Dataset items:
* * * * *
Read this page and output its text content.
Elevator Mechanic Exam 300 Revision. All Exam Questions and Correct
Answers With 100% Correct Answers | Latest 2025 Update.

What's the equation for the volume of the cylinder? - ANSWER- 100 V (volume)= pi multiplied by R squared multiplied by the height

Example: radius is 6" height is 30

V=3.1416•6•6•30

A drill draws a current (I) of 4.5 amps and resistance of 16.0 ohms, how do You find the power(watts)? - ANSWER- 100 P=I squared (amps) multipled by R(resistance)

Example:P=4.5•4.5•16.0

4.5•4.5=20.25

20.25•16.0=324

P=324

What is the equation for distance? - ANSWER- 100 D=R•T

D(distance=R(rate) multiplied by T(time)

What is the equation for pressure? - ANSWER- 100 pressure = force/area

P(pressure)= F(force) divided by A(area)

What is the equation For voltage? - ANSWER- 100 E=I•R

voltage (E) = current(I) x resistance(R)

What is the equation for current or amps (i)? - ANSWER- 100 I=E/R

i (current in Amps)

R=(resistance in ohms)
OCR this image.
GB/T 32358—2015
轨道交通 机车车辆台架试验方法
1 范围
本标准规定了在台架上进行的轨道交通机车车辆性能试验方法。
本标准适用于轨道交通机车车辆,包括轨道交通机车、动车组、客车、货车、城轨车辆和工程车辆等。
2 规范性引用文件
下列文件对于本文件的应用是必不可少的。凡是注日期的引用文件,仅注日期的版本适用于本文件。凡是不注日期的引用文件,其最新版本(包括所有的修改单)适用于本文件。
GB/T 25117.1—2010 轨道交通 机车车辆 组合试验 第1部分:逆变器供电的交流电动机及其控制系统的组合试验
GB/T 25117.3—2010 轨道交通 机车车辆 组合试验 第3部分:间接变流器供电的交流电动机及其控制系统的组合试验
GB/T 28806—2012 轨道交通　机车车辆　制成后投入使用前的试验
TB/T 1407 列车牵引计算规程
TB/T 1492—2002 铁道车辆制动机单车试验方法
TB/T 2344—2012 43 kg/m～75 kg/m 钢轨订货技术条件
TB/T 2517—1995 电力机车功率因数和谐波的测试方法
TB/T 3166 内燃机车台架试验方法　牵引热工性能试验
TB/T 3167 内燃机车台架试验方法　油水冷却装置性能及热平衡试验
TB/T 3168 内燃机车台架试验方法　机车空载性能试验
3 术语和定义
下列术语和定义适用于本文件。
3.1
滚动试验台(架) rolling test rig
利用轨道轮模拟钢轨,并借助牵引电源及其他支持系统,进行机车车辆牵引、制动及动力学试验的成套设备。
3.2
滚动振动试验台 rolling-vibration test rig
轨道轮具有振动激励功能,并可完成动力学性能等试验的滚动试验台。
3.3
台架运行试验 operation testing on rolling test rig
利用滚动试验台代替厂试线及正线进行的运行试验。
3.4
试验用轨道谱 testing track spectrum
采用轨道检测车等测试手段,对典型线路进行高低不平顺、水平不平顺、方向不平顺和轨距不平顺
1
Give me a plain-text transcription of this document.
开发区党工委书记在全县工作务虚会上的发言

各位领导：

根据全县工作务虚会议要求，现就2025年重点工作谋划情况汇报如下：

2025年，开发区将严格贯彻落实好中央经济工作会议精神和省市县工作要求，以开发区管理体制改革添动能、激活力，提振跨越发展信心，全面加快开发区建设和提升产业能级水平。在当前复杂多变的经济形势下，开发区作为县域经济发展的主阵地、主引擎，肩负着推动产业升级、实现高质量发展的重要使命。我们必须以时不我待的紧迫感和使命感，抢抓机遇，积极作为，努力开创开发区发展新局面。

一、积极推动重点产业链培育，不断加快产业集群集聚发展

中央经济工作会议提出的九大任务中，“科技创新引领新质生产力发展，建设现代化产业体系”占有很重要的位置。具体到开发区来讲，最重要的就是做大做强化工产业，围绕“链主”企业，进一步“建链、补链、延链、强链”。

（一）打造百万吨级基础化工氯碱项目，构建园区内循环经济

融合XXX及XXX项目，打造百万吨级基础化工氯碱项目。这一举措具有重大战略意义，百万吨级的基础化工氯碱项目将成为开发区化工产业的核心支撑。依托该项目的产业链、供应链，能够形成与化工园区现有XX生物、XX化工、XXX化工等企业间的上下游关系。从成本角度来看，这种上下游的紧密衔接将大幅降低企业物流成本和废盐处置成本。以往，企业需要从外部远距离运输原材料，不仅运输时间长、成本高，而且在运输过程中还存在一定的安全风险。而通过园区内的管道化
* * * * *
*Work to be completed*:
Write out the whole listing again, exactly as it stands.

*Exercise solution*:
Read this page and output its text content.
Elevator Mechanic Exam 300 Revision. All Exam Questions and Correct
Answers With 100% Correct Answers | Latest 2025 Update.

What's the equation for the volume of the cylinder? - ANSWER- 100 V (volume)= pi multiplied by R squared multiplied by the height

Example: radius is 6" height is 30

V=3.1416•6•6•30

A drill draws a current (I) of 4.5 amps and resistance of 16.0 ohms, how do You find the power(watts)? - ANSWER- 100 P=I squared (amps) multipled by R(resistance)

Example:P=4.5•4.5•16.0

4.5•4.5=20.25

20.25•16.0=324

P=324

What is the equation for distance? - ANSWER- 100 D=R•T

D(distance=R(rate) multiplied by T(time)

What is the equation for pressure? - ANSWER- 100 pressure = force/area

P(pressure)= F(force) divided by A(area)

What is the equation For voltage? - ANSWER- 100 E=I•R

voltage (E) = current(I) x resistance(R)

What is the equation for current or amps (i)? - ANSWER- 100 I=E/R

i (current in Amps)

R=(resistance in ohms)
OCR this image.
GB/T 32358—2015
轨道交通 机车车辆台架试验方法
1 范围
本标准规定了在台架上进行的轨道交通机车车辆性能试验方法。
本标准适用于轨道交通机车车辆,包括轨道交通机车、动车组、客车、货车、城轨车辆和工程车辆等。
2 规范性引用文件
下列文件对于本文件的应用是必不可少的。凡是注日期的引用文件,仅注日期的版本适用于本文件。凡是不注日期的引用文件,其最新版本(包括所有的修改单)适用于本文件。
GB/T 25117.1—2010 轨道交通 机车车辆 组合试验 第1部分:逆变器供电的交流电动机及其控制系统的组合试验
GB/T 25117.3—2010 轨道交通 机车车辆 组合试验 第3部分:间接变流器供电的交流电动机及其控制系统的组合试验
GB/T 28806—2012 轨道交通　机车车辆　制成后投入使用前的试验
TB/T 1407 列车牵引计算规程
TB/T 1492—2002 铁道车辆制动机单车试验方法
TB/T 2344—2012 43 kg/m～75 kg/m 钢轨订货技术条件
TB/T 2517—1995 电力机车功率因数和谐波的测试方法
TB/T 3166 内燃机车台架试验方法　牵引热工性能试验
TB/T 3167 内燃机车台架试验方法　油水冷却装置性能及热平衡试验
TB/T 3168 内燃机车台架试验方法　机车空载性能试验
3 术语和定义
下列术语和定义适用于本文件。
3.1
滚动试验台(架) rolling test rig
利用轨道轮模拟钢轨,并借助牵引电源及其他支持系统,进行机车车辆牵引、制动及动力学试验的成套设备。
3.2
滚动振动试验台 rolling-vibration test rig
轨道轮具有振动激励功能,并可完成动力学性能等试验的滚动试验台。
3.3
台架运行试验 operation testing on rolling test rig
利用滚动试验台代替厂试线及正线进行的运行试验。
3.4
试验用轨道谱 testing track spectrum
采用轨道检测车等测试手段,对典型线路进行高低不平顺、水平不平顺、方向不平顺和轨距不平顺
1
Give me a plain-text transcription of this document.
开发区党工委书记在全县工作务虚会上的发言

各位领导：

根据全县工作务虚会议要求，现就2025年重点工作谋划情况汇报如下：

2025年，开发区将严格贯彻落实好中央经济工作会议精神和省市县工作要求，以开发区管理体制改革添动能、激活力，提振跨越发展信心，全面加快开发区建设和提升产业能级水平。在当前复杂多变的经济形势下，开发区作为县域经济发展的主阵地、主引擎，肩负着推动产业升级、实现高质量发展的重要使命。我们必须以时不我待的紧迫感和使命感，抢抓机遇，积极作为，努力开创开发区发展新局面。

一、积极推动重点产业链培育，不断加快产业集群集聚发展

中央经济工作会议提出的九大任务中，“科技创新引领新质生产力发展，建设现代化产业体系”占有很重要的位置。具体到开发区来讲，最重要的就是做大做强化工产业，围绕“链主”企业，进一步“建链、补链、延链、强链”。

（一）打造百万吨级基础化工氯碱项目，构建园区内循环经济

融合XXX及XXX项目，打造百万吨级基础化工氯碱项目。这一举措具有重大战略意义，百万吨级的基础化工氯碱项目将成为开发区化工产业的核心支撑。依托该项目的产业链、供应链，能够形成与化工园区现有XX生物、XX化工、XXX化工等企业间的上下游关系。从成本角度来看，这种上下游的紧密衔接将大幅降低企业物流成本和废盐处置成本。以往，企业需要从外部远距离运输原材料，不仅运输时间长、成本高，而且在运输过程中还存在一定的安全风险。而通过园区内的管道化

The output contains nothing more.